§ **Directions for this task**
Repeat the listing exactly as given, omitting every image.

§ **Records to use**

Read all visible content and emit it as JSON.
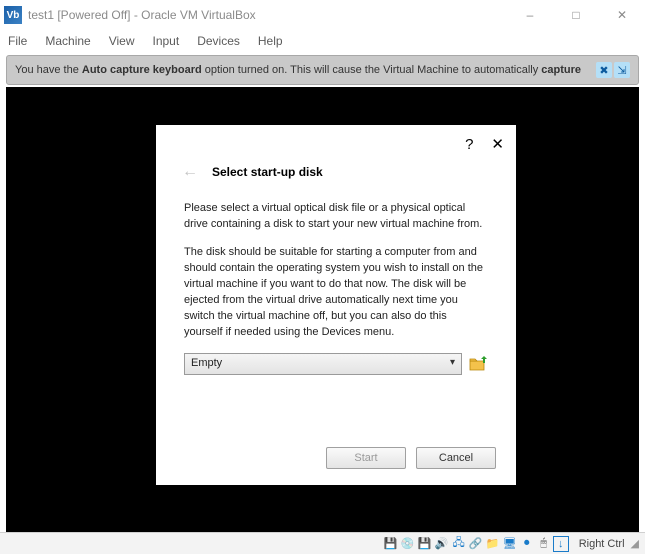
{
  "window": {
    "title": "test1 [Powered Off] - Oracle VM VirtualBox"
  },
  "menu": {
    "file": "File",
    "machine": "Machine",
    "view": "View",
    "input": "Input",
    "devices": "Devices",
    "help": "Help"
  },
  "infobar": {
    "prefix": "You have the ",
    "bold1": "Auto capture keyboard",
    "mid": " option turned on. This will cause the Virtual Machine to automatically ",
    "bold2": "capture"
  },
  "dialog": {
    "title": "Select start-up disk",
    "p1": "Please select a virtual optical disk file or a physical optical drive containing a disk to start your new virtual machine from.",
    "p2": "The disk should be suitable for starting a computer from and should contain the operating system you wish to install on the virtual machine if you want to do that now. The disk will be ejected from the virtual drive automatically next time you switch the virtual machine off, but you can also do this yourself if needed using the Devices menu.",
    "combo_value": "Empty",
    "start": "Start",
    "cancel": "Cancel"
  },
  "status": {
    "host_key": "Right Ctrl"
  }
}
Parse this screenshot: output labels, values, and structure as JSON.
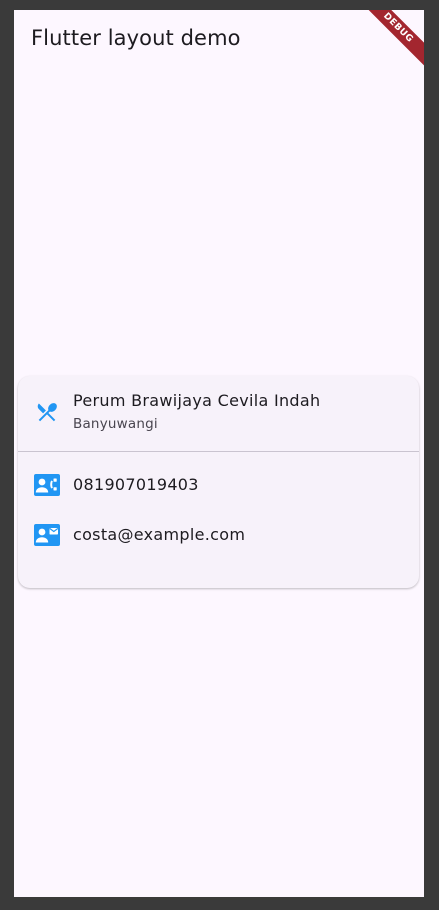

§ **Task output**
Read all visible content and emit it as JSON.
{
  "window": {
    "title": "test1 [Powered Off] - Oracle VM VirtualBox"
  },
  "menu": {
    "file": "File",
    "machine": "Machine",
    "view": "View",
    "input": "Input",
    "devices": "Devices",
    "help": "Help"
  },
  "infobar": {
    "prefix": "You have the ",
    "bold1": "Auto capture keyboard",
    "mid": " option turned on. This will cause the Virtual Machine to automatically ",
    "bold2": "capture"
  },
  "dialog": {
    "title": "Select start-up disk",
    "p1": "Please select a virtual optical disk file or a physical optical drive containing a disk to start your new virtual machine from.",
    "p2": "The disk should be suitable for starting a computer from and should contain the operating system you wish to install on the virtual machine if you want to do that now. The disk will be ejected from the virtual drive automatically next time you switch the virtual machine off, but you can also do this yourself if needed using the Devices menu.",
    "combo_value": "Empty",
    "start": "Start",
    "cancel": "Cancel"
  },
  "status": {
    "host_key": "Right Ctrl"
  }
}
Parse this screenshot: output labels, values, and structure as JSON.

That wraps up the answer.